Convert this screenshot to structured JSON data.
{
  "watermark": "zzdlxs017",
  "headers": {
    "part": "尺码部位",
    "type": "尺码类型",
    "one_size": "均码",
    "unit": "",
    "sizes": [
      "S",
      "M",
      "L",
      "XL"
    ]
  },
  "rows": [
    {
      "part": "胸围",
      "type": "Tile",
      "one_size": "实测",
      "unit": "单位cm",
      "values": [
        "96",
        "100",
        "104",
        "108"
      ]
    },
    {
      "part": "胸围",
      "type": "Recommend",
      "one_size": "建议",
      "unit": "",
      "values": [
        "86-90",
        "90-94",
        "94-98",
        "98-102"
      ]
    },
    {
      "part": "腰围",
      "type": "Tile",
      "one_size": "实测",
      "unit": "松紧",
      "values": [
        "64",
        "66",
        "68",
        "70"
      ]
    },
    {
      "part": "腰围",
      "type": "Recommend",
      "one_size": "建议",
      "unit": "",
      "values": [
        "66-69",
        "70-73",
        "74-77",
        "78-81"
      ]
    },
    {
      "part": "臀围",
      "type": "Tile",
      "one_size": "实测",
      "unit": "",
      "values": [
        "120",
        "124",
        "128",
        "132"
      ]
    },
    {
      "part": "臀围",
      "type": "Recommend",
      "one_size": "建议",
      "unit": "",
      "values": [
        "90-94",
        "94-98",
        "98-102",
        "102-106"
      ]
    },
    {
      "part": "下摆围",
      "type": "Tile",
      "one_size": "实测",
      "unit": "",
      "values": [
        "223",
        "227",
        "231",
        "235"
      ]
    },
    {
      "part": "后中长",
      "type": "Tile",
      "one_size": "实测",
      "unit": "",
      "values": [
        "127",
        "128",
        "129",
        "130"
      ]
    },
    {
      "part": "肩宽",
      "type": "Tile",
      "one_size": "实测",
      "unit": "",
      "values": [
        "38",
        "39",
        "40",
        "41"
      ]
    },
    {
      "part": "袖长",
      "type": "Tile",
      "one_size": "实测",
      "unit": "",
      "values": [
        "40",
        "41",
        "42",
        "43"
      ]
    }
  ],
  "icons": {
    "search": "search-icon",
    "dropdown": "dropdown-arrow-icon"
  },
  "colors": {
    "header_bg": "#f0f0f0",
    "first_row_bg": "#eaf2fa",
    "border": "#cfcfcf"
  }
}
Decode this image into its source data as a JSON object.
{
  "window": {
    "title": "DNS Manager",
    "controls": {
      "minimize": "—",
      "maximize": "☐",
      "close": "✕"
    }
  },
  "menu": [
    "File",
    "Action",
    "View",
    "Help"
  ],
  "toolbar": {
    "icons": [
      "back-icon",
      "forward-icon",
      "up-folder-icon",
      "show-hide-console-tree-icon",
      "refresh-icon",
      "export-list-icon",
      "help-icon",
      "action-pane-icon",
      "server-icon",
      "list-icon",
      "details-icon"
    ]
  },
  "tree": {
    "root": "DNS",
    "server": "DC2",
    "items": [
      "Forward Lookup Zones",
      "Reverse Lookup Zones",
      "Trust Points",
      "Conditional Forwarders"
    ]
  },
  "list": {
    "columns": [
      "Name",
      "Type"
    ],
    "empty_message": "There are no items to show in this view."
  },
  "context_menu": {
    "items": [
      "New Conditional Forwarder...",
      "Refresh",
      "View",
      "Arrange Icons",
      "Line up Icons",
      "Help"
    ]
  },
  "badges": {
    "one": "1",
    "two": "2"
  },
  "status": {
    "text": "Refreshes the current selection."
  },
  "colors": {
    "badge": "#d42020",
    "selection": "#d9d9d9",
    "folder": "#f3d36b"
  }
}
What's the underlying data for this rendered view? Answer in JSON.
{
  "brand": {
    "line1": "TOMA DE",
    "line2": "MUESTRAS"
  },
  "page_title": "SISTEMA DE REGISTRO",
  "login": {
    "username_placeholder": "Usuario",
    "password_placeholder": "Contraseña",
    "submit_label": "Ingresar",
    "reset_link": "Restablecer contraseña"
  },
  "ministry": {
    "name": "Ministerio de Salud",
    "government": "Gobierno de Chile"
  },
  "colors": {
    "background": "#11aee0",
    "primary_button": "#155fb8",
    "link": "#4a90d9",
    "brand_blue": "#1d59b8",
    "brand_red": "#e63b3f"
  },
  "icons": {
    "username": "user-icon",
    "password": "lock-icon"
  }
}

-=-=-

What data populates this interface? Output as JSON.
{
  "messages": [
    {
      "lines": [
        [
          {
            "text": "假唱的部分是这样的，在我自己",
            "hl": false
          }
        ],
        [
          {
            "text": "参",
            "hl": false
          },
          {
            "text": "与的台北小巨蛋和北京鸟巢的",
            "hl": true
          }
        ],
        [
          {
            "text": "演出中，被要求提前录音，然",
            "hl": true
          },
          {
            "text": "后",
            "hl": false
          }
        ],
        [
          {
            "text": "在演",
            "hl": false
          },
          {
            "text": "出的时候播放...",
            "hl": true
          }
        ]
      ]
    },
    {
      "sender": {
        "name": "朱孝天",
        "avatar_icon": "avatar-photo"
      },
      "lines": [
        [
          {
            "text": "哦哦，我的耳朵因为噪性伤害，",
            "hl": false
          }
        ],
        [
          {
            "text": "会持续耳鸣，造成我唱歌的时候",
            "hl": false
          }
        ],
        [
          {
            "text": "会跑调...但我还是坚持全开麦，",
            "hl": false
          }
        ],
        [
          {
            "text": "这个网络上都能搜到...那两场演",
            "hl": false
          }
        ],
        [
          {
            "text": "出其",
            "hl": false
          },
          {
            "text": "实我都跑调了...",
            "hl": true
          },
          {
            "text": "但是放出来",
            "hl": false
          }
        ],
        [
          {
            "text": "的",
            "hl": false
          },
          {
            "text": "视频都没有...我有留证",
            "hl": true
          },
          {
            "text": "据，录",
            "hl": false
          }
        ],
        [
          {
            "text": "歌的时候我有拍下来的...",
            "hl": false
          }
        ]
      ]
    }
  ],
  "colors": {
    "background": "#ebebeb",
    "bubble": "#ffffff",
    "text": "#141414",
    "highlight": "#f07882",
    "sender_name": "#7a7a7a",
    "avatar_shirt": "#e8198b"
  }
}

-=-=-

REQUIREMENT - Identify the lines in the entries above that contain "Lookup", then copy them out.

OUTPUT -
      "Forward Lookup Zones",
      "Reverse Lookup Zones",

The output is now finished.